> **Given instruction**
Check the listing below for lines that hold "单位为立方米每秒吉瓦". How many are there? Please give only the number.

> **Extracted data entries**
● ● ● ● ●
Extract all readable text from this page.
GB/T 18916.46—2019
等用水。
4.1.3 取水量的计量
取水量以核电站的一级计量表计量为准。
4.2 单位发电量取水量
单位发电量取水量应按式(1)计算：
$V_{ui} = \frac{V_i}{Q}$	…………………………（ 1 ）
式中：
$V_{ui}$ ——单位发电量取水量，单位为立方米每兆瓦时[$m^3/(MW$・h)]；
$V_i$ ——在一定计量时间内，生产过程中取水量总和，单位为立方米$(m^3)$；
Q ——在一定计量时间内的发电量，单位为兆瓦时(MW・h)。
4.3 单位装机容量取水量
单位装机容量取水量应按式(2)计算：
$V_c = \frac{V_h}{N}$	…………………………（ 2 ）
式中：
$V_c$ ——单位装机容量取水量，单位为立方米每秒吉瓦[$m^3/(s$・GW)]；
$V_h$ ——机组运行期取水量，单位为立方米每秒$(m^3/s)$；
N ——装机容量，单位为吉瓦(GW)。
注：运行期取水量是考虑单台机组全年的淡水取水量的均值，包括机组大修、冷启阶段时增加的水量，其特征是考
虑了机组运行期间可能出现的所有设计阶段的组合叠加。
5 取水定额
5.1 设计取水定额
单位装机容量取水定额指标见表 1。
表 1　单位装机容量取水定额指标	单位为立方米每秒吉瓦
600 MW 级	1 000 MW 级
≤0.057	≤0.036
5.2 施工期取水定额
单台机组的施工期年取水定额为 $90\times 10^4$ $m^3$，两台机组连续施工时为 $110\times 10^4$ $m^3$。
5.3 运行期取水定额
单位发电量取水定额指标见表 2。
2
● ● ● ● ●
> **Solved problem**
2